◆ **DATA ROWS**:
━━━━━━━━━━━━━━━━━━━━━━━━━━━━━━

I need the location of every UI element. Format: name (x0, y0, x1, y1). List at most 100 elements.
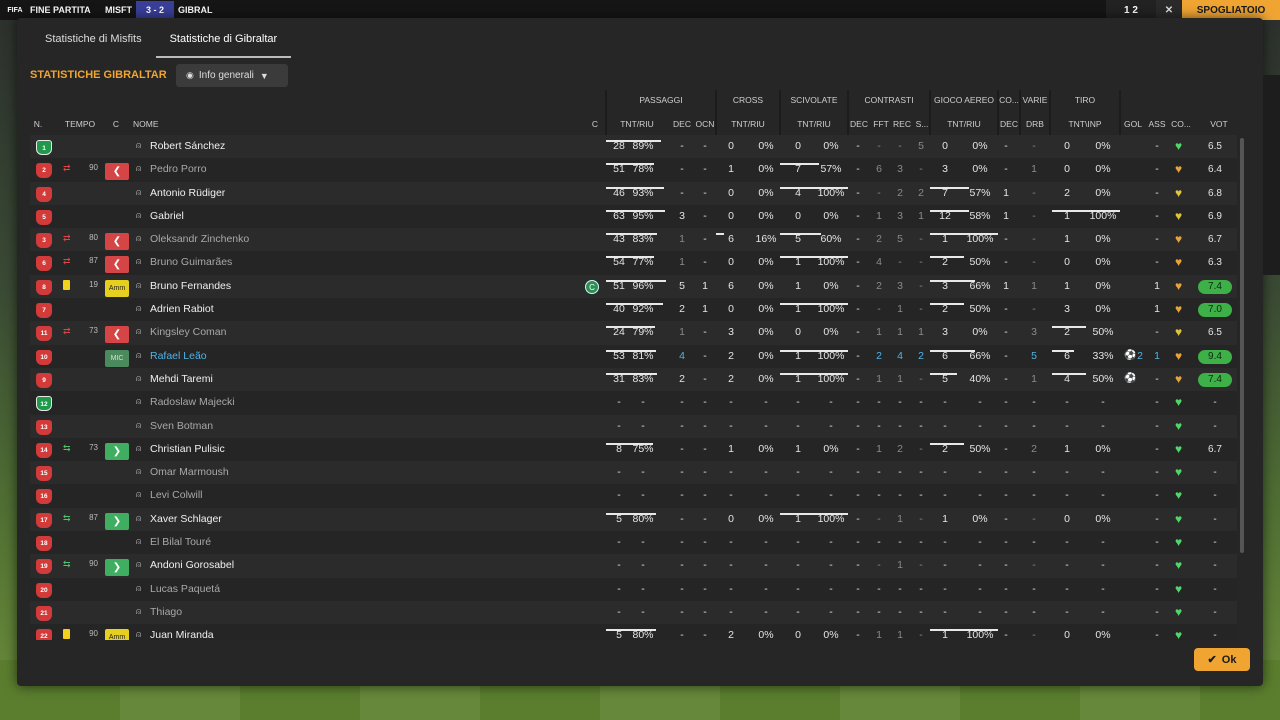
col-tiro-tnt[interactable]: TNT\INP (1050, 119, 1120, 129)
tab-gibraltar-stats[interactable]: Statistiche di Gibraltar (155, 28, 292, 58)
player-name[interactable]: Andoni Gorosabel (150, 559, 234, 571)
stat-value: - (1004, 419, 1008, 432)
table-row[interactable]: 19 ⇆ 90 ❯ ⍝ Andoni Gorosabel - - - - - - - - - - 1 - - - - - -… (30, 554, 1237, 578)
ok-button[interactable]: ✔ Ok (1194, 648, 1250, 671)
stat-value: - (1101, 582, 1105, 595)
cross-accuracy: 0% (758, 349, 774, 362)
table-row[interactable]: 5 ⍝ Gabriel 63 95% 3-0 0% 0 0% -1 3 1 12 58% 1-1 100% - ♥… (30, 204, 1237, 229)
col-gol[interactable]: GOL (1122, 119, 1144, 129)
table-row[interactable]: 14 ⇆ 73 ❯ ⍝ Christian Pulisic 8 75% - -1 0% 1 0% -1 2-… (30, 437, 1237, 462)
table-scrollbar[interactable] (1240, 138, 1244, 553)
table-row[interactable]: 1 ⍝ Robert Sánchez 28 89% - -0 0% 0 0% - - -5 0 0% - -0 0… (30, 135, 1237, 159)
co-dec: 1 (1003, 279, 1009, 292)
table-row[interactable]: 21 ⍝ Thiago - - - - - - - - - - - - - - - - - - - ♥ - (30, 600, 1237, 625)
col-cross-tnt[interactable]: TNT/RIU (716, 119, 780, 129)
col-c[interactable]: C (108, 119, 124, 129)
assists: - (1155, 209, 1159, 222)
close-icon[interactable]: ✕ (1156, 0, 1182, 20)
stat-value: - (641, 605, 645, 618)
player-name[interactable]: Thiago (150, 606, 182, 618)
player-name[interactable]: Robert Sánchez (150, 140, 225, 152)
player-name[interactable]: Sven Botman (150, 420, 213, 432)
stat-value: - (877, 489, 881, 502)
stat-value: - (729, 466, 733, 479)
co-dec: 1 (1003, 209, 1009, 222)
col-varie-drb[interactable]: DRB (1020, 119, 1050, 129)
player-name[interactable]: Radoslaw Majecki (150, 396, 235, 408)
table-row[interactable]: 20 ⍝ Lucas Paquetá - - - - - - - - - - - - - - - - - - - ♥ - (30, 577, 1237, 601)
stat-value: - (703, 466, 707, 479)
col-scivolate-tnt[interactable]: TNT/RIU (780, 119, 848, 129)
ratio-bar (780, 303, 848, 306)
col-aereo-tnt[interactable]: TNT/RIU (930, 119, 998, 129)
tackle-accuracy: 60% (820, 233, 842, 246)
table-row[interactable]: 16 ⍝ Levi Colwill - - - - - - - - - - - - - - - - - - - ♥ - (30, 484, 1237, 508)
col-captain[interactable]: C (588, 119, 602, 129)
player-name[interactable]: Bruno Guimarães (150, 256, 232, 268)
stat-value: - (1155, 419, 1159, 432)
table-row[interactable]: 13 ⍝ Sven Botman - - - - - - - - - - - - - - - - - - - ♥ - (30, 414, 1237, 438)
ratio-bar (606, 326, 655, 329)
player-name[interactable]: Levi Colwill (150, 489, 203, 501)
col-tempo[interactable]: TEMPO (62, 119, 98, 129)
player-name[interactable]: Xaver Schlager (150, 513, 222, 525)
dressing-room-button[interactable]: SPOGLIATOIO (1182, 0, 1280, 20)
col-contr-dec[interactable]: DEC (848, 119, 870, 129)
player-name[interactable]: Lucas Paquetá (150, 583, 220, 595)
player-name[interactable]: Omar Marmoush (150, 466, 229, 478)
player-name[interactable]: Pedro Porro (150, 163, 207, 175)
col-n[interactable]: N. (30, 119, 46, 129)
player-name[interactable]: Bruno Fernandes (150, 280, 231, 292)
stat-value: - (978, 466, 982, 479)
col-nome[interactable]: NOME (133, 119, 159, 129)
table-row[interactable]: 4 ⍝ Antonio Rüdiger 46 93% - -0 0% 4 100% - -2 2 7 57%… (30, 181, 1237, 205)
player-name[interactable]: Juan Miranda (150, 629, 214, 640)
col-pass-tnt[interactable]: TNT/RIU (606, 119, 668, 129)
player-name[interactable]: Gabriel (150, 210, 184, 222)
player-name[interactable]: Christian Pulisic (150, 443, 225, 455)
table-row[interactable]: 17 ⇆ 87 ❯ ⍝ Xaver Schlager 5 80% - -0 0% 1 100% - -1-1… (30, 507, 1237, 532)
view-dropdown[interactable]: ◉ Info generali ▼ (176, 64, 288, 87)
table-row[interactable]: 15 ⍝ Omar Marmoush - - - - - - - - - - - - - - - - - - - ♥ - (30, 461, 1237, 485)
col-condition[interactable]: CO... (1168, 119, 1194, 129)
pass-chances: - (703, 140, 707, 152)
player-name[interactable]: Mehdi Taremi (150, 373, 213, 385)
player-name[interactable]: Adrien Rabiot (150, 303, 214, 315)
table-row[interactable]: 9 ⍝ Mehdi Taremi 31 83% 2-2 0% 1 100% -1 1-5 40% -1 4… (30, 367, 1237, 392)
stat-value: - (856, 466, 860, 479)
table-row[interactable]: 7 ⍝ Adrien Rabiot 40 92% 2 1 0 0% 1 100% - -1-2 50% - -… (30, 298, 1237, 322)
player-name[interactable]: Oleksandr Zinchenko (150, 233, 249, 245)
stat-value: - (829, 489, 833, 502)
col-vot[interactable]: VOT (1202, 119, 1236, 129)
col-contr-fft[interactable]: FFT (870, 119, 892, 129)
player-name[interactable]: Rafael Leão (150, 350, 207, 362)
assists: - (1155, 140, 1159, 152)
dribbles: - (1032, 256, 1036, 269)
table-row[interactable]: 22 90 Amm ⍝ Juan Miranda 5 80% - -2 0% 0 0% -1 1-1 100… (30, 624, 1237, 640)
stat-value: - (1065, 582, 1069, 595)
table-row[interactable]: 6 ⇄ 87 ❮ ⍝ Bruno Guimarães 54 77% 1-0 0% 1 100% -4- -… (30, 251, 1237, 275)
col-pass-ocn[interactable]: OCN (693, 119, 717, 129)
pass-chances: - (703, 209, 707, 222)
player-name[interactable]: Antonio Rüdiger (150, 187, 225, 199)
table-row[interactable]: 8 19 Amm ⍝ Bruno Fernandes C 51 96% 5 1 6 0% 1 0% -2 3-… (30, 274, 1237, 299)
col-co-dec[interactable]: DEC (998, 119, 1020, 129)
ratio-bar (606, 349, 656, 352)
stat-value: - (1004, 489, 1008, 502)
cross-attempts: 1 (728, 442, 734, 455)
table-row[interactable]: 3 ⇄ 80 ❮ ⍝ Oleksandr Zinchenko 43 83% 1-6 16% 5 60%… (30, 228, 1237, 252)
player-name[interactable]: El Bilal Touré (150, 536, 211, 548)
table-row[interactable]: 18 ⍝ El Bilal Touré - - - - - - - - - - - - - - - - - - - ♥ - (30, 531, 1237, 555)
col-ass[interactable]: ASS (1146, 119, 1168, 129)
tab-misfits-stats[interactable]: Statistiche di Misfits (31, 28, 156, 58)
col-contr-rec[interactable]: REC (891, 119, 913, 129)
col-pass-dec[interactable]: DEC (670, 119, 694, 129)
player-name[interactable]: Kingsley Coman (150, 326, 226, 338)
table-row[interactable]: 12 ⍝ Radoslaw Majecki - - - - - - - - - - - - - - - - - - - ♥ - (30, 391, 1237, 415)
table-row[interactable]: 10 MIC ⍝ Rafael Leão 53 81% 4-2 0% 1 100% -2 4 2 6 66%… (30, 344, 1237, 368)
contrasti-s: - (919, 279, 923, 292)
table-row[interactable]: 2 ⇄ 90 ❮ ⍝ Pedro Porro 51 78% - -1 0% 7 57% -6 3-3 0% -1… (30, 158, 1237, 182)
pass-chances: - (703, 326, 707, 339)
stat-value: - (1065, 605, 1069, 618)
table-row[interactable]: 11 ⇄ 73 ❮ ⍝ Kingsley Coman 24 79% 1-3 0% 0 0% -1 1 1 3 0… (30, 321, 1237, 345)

━━━━━━━━━━━━━━━━━━━━━━━━━━━━━━

Write out, as a numbered list, the lines from the one containing "col-tiro-tnt[interactable]: TNT\INP (1050, 119, 1120, 129)" up to and including the one containing "stat-value: - (1004, 419, 1008, 432)". Skip any blank lines.

◆ **SOLUTION**:
1. col-tiro-tnt[interactable]: TNT\INP (1050, 119, 1120, 129)
2. tab-gibraltar-stats[interactable]: Statistiche di Gibraltar (155, 28, 292, 58)
3. player-name[interactable]: Andoni Gorosabel (150, 559, 234, 571)
4. stat-value: - (1004, 419, 1008, 432)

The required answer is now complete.